Stored data entries:
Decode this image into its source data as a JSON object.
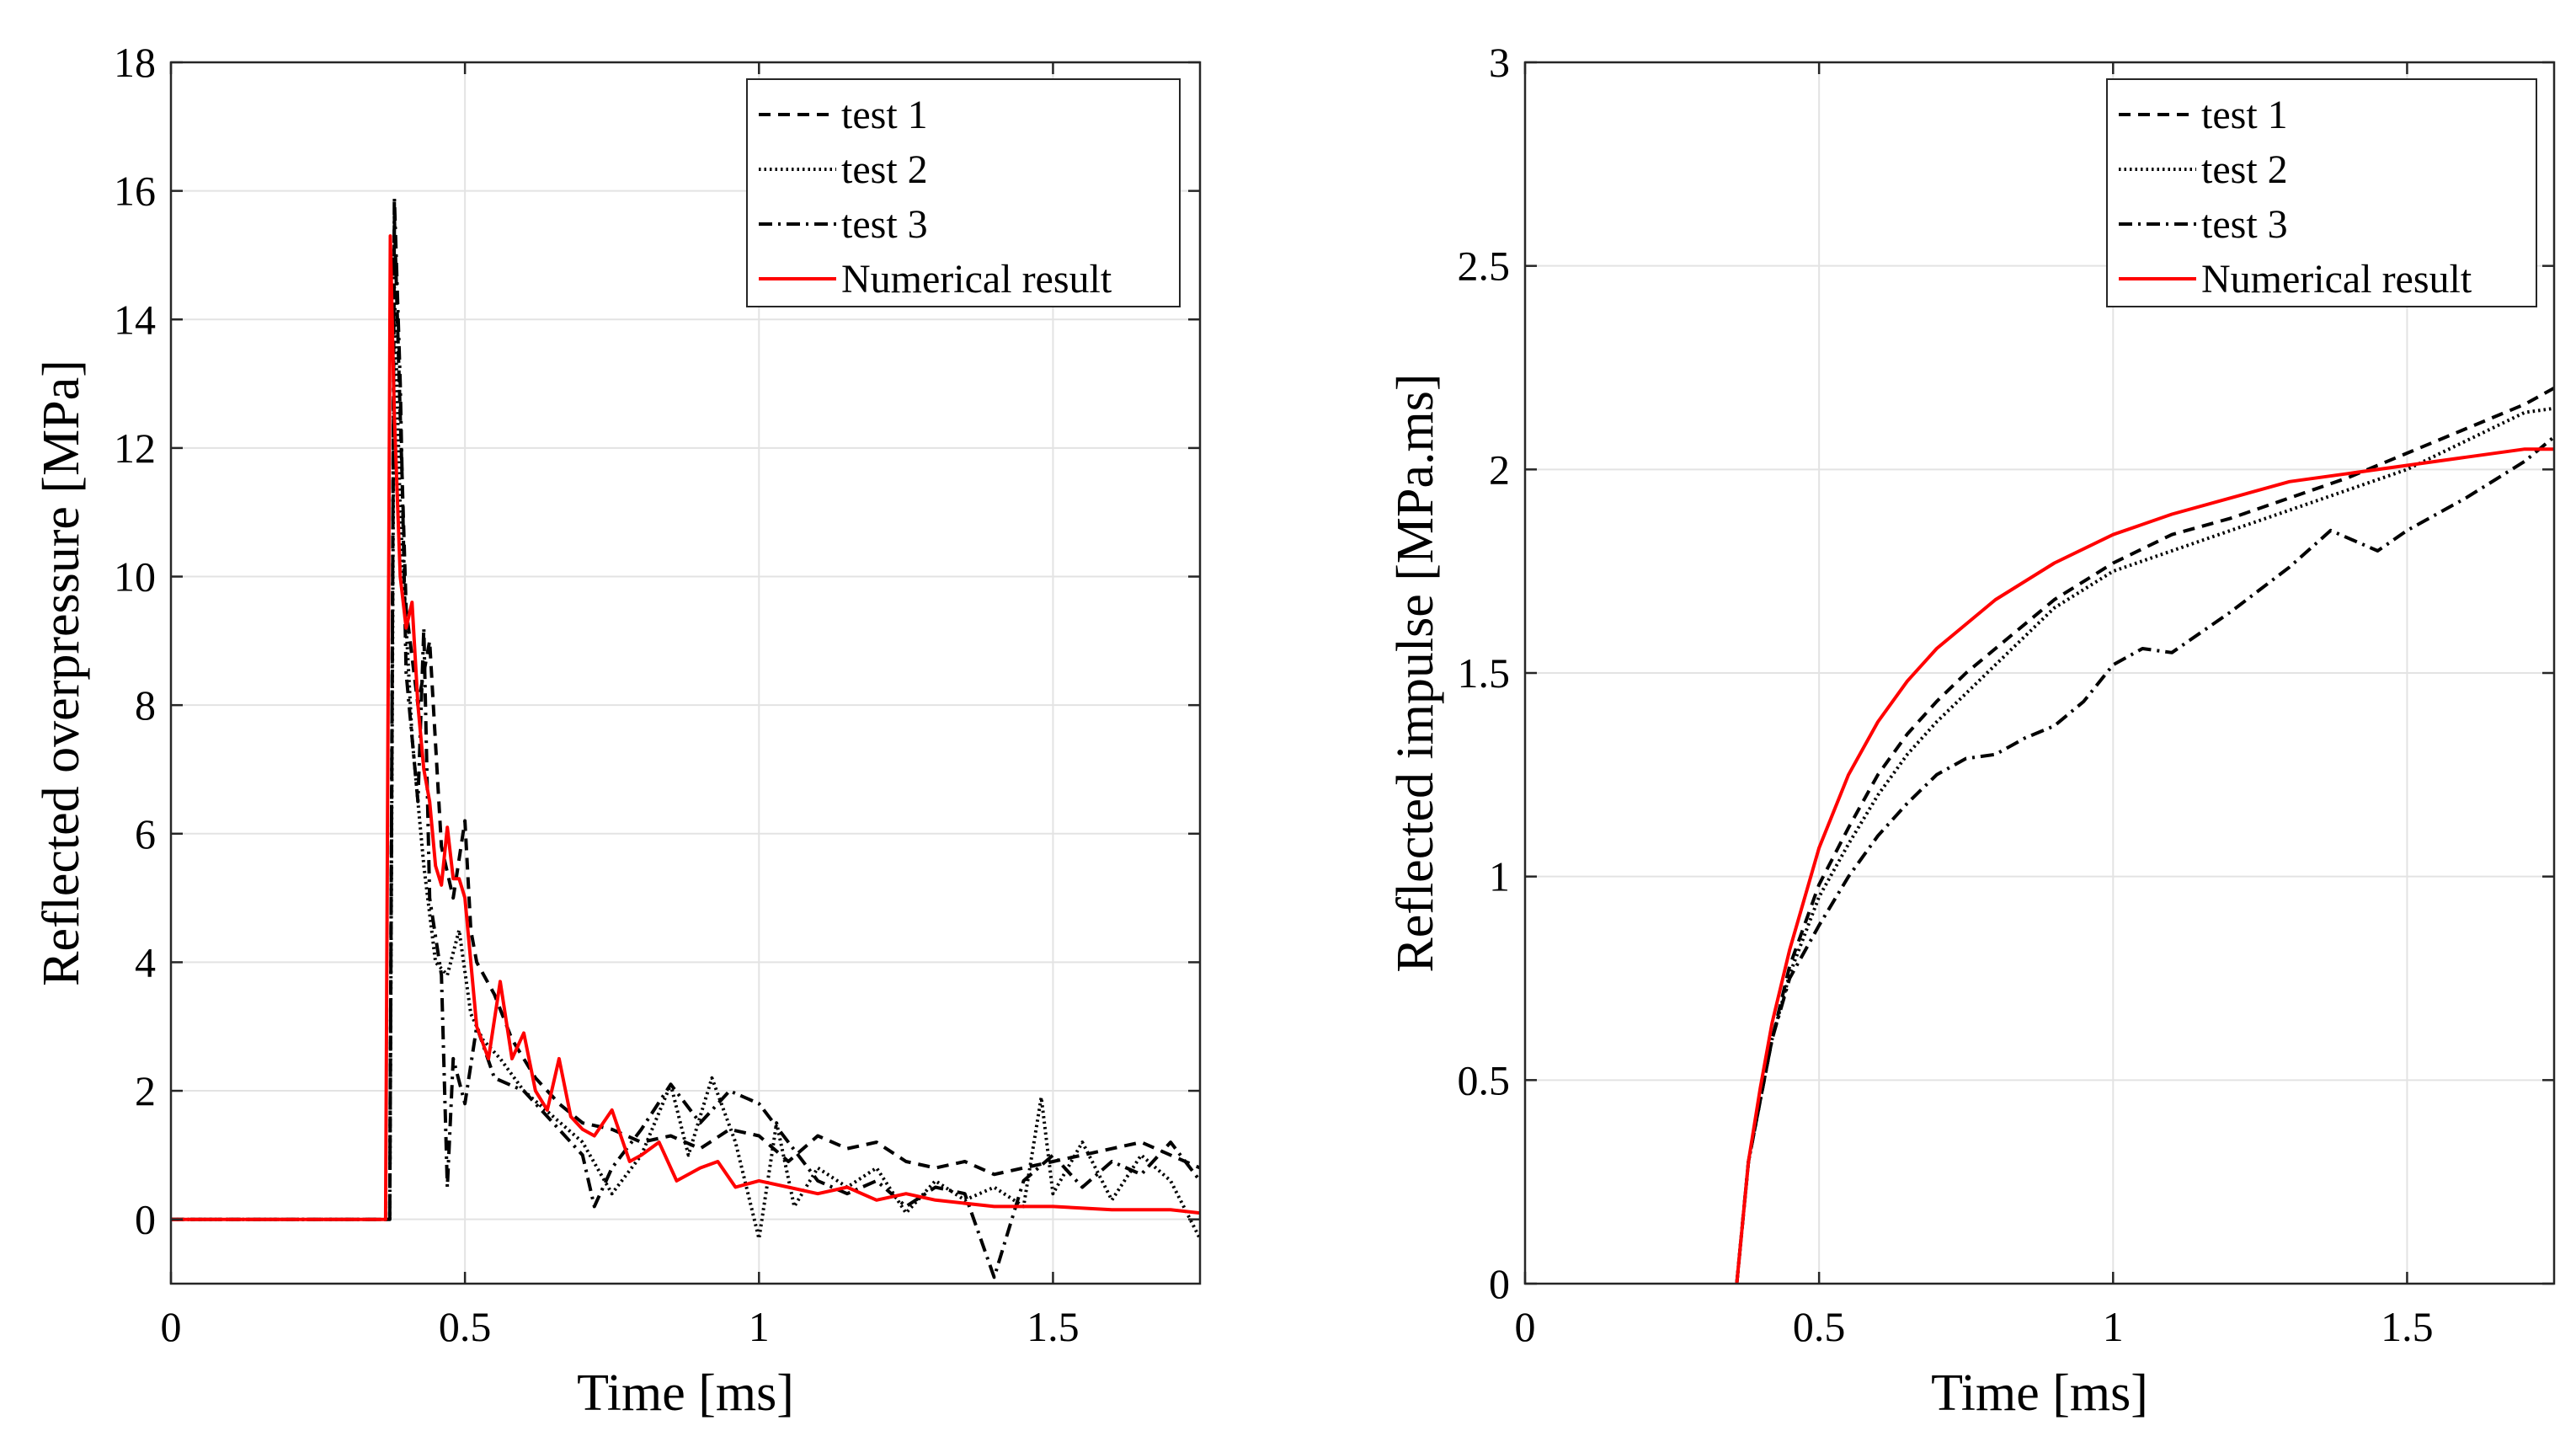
{
  "chart_data": [
    {
      "type": "line",
      "xlabel": "Time [ms]",
      "ylabel": "Reflected overpressure [MPa]",
      "xlim": [
        0,
        1.75
      ],
      "ylim": [
        -1,
        18
      ],
      "xticks": [
        0,
        0.5,
        1,
        1.5
      ],
      "xtick_labels": [
        "0",
        "0.5",
        "1",
        "1.5"
      ],
      "yticks": [
        0,
        2,
        4,
        6,
        8,
        10,
        12,
        14,
        16,
        18
      ],
      "ytick_labels": [
        "0",
        "2",
        "4",
        "6",
        "8",
        "10",
        "12",
        "14",
        "16",
        "18"
      ],
      "grid": true,
      "legend_position": "top-right",
      "series": [
        {
          "name": "test 1",
          "style": "dashed",
          "color": "#000000",
          "x": [
            0,
            0.36,
            0.372,
            0.38,
            0.39,
            0.4,
            0.42,
            0.44,
            0.46,
            0.48,
            0.5,
            0.51,
            0.52,
            0.55,
            0.58,
            0.62,
            0.66,
            0.7,
            0.75,
            0.8,
            0.85,
            0.9,
            0.95,
            1.0,
            1.05,
            1.1,
            1.15,
            1.2,
            1.25,
            1.3,
            1.35,
            1.4,
            1.45,
            1.5,
            1.55,
            1.6,
            1.65,
            1.7,
            1.75
          ],
          "y": [
            0,
            0,
            0,
            15.6,
            12.5,
            9.5,
            8.0,
            9.0,
            5.8,
            5.0,
            6.2,
            4.5,
            4.0,
            3.5,
            2.8,
            2.2,
            1.8,
            1.5,
            1.4,
            1.2,
            1.3,
            1.1,
            1.4,
            1.3,
            0.9,
            1.3,
            1.1,
            1.2,
            0.9,
            0.8,
            0.9,
            0.7,
            0.8,
            0.9,
            1.0,
            1.1,
            1.2,
            1.0,
            0.8
          ]
        },
        {
          "name": "test 2",
          "style": "dotted",
          "color": "#000000",
          "x": [
            0,
            0.36,
            0.372,
            0.38,
            0.39,
            0.41,
            0.43,
            0.45,
            0.47,
            0.49,
            0.51,
            0.53,
            0.56,
            0.6,
            0.65,
            0.7,
            0.75,
            0.8,
            0.85,
            0.88,
            0.92,
            0.96,
            1.0,
            1.03,
            1.06,
            1.1,
            1.15,
            1.2,
            1.25,
            1.3,
            1.35,
            1.4,
            1.45,
            1.48,
            1.5,
            1.55,
            1.6,
            1.65,
            1.7,
            1.75
          ],
          "y": [
            0,
            0,
            0,
            14.5,
            11.0,
            7.5,
            5.5,
            4.0,
            3.8,
            4.5,
            3.2,
            2.8,
            2.5,
            2.0,
            1.6,
            1.2,
            0.4,
            1.0,
            2.1,
            1.0,
            2.2,
            1.2,
            -0.3,
            1.5,
            0.2,
            0.8,
            0.5,
            0.8,
            0.1,
            0.6,
            0.3,
            0.5,
            0.2,
            1.9,
            0.4,
            1.2,
            0.3,
            1.0,
            0.6,
            -0.3
          ]
        },
        {
          "name": "test 3",
          "style": "dashdot",
          "color": "#000000",
          "x": [
            0,
            0.36,
            0.372,
            0.38,
            0.39,
            0.4,
            0.42,
            0.43,
            0.44,
            0.46,
            0.47,
            0.48,
            0.5,
            0.52,
            0.55,
            0.6,
            0.65,
            0.7,
            0.72,
            0.75,
            0.8,
            0.85,
            0.9,
            0.95,
            1.0,
            1.05,
            1.1,
            1.15,
            1.2,
            1.25,
            1.3,
            1.35,
            1.4,
            1.45,
            1.5,
            1.55,
            1.6,
            1.65,
            1.7,
            1.75
          ],
          "y": [
            0,
            0,
            0,
            15.9,
            13.0,
            8.5,
            6.5,
            9.2,
            5.0,
            3.8,
            0.5,
            2.5,
            1.8,
            3.0,
            2.2,
            2.0,
            1.5,
            1.0,
            0.2,
            0.8,
            1.4,
            2.1,
            1.5,
            2.0,
            1.8,
            1.2,
            0.6,
            0.4,
            0.6,
            0.2,
            0.5,
            0.4,
            -0.9,
            0.6,
            1.0,
            0.5,
            0.9,
            0.7,
            1.2,
            0.6
          ]
        },
        {
          "name": "Numerical result",
          "style": "solid",
          "color": "#ff0000",
          "x": [
            0,
            0.365,
            0.373,
            0.38,
            0.39,
            0.4,
            0.41,
            0.42,
            0.43,
            0.44,
            0.45,
            0.46,
            0.47,
            0.48,
            0.49,
            0.5,
            0.52,
            0.54,
            0.56,
            0.58,
            0.6,
            0.62,
            0.64,
            0.66,
            0.68,
            0.7,
            0.72,
            0.75,
            0.78,
            0.8,
            0.83,
            0.86,
            0.9,
            0.93,
            0.96,
            1.0,
            1.05,
            1.1,
            1.15,
            1.2,
            1.25,
            1.3,
            1.4,
            1.5,
            1.6,
            1.7,
            1.75
          ],
          "y": [
            0,
            0,
            15.3,
            12.5,
            10.0,
            9.2,
            9.6,
            8.0,
            7.0,
            6.5,
            5.5,
            5.2,
            6.1,
            5.3,
            5.3,
            5.0,
            3.0,
            2.5,
            3.7,
            2.5,
            2.9,
            2.0,
            1.7,
            2.5,
            1.6,
            1.4,
            1.3,
            1.7,
            0.9,
            1.0,
            1.2,
            0.6,
            0.8,
            0.9,
            0.5,
            0.6,
            0.5,
            0.4,
            0.5,
            0.3,
            0.4,
            0.3,
            0.2,
            0.2,
            0.15,
            0.15,
            0.1
          ]
        }
      ]
    },
    {
      "type": "line",
      "xlabel": "Time [ms]",
      "ylabel": "Reflected impulse [MPa.ms]",
      "xlim": [
        0,
        1.75
      ],
      "ylim": [
        0,
        3
      ],
      "xticks": [
        0,
        0.5,
        1,
        1.5
      ],
      "xtick_labels": [
        "0",
        "0.5",
        "1",
        "1.5"
      ],
      "yticks": [
        0,
        0.5,
        1,
        1.5,
        2,
        2.5,
        3
      ],
      "ytick_labels": [
        "0",
        "0.5",
        "1",
        "1.5",
        "2",
        "2.5",
        "3"
      ],
      "grid": true,
      "legend_position": "top-right",
      "series": [
        {
          "name": "test 1",
          "style": "dashed",
          "color": "#000000",
          "x": [
            0.36,
            0.38,
            0.4,
            0.42,
            0.45,
            0.5,
            0.55,
            0.6,
            0.65,
            0.7,
            0.75,
            0.8,
            0.9,
            1.0,
            1.1,
            1.2,
            1.3,
            1.4,
            1.5,
            1.6,
            1.7,
            1.75
          ],
          "y": [
            0,
            0.3,
            0.45,
            0.6,
            0.78,
            0.98,
            1.12,
            1.25,
            1.35,
            1.43,
            1.5,
            1.56,
            1.68,
            1.77,
            1.84,
            1.88,
            1.93,
            1.98,
            2.04,
            2.1,
            2.16,
            2.2
          ]
        },
        {
          "name": "test 2",
          "style": "dotted",
          "color": "#000000",
          "x": [
            0.36,
            0.38,
            0.4,
            0.42,
            0.45,
            0.5,
            0.55,
            0.6,
            0.65,
            0.7,
            0.75,
            0.8,
            0.9,
            1.0,
            1.1,
            1.2,
            1.3,
            1.4,
            1.5,
            1.6,
            1.7,
            1.75
          ],
          "y": [
            0,
            0.3,
            0.45,
            0.6,
            0.76,
            0.95,
            1.08,
            1.2,
            1.3,
            1.38,
            1.45,
            1.52,
            1.66,
            1.75,
            1.8,
            1.85,
            1.9,
            1.95,
            2.0,
            2.07,
            2.14,
            2.15
          ]
        },
        {
          "name": "test 3",
          "style": "dashdot",
          "color": "#000000",
          "x": [
            0.36,
            0.38,
            0.4,
            0.42,
            0.45,
            0.5,
            0.55,
            0.6,
            0.65,
            0.7,
            0.75,
            0.8,
            0.85,
            0.9,
            0.95,
            1.0,
            1.05,
            1.1,
            1.2,
            1.3,
            1.37,
            1.45,
            1.5,
            1.6,
            1.7,
            1.75
          ],
          "y": [
            0,
            0.3,
            0.45,
            0.6,
            0.75,
            0.88,
            1.0,
            1.1,
            1.18,
            1.25,
            1.29,
            1.3,
            1.34,
            1.37,
            1.43,
            1.52,
            1.56,
            1.55,
            1.65,
            1.76,
            1.85,
            1.8,
            1.85,
            1.93,
            2.02,
            2.08
          ]
        },
        {
          "name": "Numerical result",
          "style": "solid",
          "color": "#ff0000",
          "x": [
            0.36,
            0.38,
            0.4,
            0.42,
            0.45,
            0.5,
            0.55,
            0.6,
            0.65,
            0.7,
            0.75,
            0.8,
            0.9,
            1.0,
            1.1,
            1.2,
            1.3,
            1.4,
            1.5,
            1.6,
            1.7,
            1.75
          ],
          "y": [
            0,
            0.3,
            0.48,
            0.64,
            0.82,
            1.07,
            1.25,
            1.38,
            1.48,
            1.56,
            1.62,
            1.68,
            1.77,
            1.84,
            1.89,
            1.93,
            1.97,
            1.99,
            2.01,
            2.03,
            2.05,
            2.05
          ]
        }
      ]
    }
  ]
}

Job: Determine the number of lines in the data that contain "ylabel" as a word or string, and state only that number.

Problem solution: 2